» PROBLEM TO SOLVE: Using the entries that follow, state how many lines contain the word "structured". The response is that number and nothing more.

» Collected data entries:

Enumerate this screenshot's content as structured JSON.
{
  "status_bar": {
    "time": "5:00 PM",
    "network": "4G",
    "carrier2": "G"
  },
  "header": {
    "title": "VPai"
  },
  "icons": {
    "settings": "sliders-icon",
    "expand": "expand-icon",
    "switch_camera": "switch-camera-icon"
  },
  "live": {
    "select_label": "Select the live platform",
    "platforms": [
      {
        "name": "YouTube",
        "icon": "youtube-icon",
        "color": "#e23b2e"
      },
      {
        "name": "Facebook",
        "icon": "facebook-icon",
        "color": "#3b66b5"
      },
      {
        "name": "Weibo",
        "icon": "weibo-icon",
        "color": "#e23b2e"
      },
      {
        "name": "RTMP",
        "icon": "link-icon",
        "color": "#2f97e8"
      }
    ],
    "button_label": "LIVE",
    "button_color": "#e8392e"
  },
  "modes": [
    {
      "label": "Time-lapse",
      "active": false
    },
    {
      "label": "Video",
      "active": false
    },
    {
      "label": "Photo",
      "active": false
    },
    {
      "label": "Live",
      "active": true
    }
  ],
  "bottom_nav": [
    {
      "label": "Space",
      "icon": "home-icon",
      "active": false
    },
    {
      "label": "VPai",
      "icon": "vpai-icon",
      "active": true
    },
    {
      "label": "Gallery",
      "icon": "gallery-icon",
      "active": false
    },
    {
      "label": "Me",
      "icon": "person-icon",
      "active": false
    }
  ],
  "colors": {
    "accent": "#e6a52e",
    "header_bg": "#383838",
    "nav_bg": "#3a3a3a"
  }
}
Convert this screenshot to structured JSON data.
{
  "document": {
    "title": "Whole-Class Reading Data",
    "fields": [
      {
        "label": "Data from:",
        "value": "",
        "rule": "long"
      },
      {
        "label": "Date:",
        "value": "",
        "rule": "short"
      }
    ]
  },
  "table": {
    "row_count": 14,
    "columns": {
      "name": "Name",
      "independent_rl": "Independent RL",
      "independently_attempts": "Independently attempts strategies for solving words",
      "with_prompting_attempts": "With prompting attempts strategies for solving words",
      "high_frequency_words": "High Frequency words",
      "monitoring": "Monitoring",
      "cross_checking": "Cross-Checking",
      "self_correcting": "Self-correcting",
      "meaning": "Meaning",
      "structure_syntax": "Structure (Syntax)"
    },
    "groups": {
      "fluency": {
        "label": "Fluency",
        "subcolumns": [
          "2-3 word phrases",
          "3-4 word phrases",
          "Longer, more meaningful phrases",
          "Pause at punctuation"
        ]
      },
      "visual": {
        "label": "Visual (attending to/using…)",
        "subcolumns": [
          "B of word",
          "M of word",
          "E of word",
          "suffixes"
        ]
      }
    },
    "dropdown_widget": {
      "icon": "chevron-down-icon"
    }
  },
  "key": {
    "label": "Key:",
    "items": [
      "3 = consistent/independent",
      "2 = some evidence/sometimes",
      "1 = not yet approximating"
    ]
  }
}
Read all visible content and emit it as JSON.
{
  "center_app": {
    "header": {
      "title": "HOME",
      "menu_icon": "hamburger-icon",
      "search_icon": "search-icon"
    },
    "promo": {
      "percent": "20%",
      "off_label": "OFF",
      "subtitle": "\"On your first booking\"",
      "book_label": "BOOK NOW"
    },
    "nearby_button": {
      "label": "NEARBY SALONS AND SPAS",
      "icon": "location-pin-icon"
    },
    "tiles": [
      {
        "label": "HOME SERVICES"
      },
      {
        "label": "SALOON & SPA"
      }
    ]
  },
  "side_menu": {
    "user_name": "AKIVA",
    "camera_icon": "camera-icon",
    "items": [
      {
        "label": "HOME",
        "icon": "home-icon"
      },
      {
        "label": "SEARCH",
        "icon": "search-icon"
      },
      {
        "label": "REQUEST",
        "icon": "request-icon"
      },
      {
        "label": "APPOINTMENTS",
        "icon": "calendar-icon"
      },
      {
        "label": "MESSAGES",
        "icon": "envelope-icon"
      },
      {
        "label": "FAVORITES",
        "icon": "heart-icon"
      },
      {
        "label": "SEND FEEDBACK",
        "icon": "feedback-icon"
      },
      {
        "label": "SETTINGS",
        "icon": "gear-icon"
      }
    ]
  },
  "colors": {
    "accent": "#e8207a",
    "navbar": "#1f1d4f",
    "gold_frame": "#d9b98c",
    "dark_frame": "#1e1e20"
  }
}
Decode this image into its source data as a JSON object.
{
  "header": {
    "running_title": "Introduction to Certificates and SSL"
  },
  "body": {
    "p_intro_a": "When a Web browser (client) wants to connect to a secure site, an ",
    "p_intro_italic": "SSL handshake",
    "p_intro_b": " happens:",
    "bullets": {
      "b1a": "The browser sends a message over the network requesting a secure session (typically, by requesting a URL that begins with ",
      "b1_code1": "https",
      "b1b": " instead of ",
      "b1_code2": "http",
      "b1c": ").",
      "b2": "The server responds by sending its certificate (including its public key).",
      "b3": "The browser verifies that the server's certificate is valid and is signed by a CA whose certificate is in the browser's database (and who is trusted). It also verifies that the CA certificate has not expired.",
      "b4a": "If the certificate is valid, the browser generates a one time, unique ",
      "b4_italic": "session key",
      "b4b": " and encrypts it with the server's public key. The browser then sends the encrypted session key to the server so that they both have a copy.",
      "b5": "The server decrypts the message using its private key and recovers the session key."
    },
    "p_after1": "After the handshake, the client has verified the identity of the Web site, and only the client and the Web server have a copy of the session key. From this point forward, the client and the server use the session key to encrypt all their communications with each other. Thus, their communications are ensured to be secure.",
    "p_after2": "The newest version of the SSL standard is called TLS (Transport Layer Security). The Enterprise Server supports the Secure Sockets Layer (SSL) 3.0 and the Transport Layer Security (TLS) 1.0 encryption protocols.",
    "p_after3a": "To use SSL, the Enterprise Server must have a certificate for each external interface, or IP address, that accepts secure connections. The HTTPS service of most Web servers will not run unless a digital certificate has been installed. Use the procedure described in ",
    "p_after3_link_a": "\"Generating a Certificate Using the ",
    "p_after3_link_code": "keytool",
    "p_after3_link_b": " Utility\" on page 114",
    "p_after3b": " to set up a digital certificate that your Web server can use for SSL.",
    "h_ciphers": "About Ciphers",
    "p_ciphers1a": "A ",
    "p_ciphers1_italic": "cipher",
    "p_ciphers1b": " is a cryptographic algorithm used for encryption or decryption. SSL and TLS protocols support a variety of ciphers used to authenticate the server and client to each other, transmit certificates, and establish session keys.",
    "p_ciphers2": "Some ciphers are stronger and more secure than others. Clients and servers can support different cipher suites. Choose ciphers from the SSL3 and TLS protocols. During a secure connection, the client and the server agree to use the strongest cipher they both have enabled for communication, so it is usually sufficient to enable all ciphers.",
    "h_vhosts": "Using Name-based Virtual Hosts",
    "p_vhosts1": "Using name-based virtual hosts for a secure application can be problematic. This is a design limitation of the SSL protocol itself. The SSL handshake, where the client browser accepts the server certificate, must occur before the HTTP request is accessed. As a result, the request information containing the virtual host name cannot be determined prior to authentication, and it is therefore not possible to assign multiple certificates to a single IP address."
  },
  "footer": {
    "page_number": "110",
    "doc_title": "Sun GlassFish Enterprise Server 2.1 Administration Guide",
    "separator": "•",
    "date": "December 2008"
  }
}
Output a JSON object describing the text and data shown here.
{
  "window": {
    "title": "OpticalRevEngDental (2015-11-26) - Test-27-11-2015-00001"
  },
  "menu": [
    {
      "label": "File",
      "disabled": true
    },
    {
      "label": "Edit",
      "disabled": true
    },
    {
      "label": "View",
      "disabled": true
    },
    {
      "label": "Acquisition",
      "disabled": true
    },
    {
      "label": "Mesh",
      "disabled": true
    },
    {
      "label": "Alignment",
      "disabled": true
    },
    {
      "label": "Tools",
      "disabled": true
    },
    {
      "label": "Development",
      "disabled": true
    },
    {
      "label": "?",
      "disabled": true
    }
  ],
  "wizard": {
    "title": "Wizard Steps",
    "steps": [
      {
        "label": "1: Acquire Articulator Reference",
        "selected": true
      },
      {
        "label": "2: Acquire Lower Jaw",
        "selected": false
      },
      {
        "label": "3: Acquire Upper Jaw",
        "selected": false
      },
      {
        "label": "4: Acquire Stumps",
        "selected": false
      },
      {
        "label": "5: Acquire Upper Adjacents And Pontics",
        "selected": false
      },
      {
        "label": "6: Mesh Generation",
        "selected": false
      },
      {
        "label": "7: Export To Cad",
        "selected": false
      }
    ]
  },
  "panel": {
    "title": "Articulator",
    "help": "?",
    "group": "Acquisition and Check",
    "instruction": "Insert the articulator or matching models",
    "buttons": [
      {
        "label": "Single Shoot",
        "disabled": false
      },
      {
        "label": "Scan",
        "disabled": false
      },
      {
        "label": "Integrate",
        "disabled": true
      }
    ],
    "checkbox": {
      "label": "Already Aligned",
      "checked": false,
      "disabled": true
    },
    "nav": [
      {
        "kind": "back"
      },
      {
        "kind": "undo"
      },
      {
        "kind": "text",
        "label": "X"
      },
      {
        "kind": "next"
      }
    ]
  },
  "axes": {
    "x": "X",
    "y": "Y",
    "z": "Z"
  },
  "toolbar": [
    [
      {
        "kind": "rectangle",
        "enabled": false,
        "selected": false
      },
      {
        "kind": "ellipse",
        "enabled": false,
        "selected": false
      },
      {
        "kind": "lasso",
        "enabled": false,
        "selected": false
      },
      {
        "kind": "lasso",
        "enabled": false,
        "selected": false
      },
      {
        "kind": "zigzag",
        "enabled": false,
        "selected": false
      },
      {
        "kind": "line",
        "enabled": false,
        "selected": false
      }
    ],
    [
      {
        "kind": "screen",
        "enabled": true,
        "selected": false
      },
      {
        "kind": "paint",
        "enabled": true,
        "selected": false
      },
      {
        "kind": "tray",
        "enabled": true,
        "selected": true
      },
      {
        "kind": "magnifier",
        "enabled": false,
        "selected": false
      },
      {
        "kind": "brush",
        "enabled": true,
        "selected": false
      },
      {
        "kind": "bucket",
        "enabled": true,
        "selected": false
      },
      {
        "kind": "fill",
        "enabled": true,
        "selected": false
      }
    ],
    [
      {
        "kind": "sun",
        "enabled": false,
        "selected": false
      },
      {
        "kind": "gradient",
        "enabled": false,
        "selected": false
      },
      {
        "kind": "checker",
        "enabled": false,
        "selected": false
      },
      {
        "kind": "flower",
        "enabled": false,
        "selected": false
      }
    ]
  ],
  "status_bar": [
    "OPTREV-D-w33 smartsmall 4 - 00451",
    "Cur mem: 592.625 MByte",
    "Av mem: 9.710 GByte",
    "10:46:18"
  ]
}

» TASK OUTPUT: 2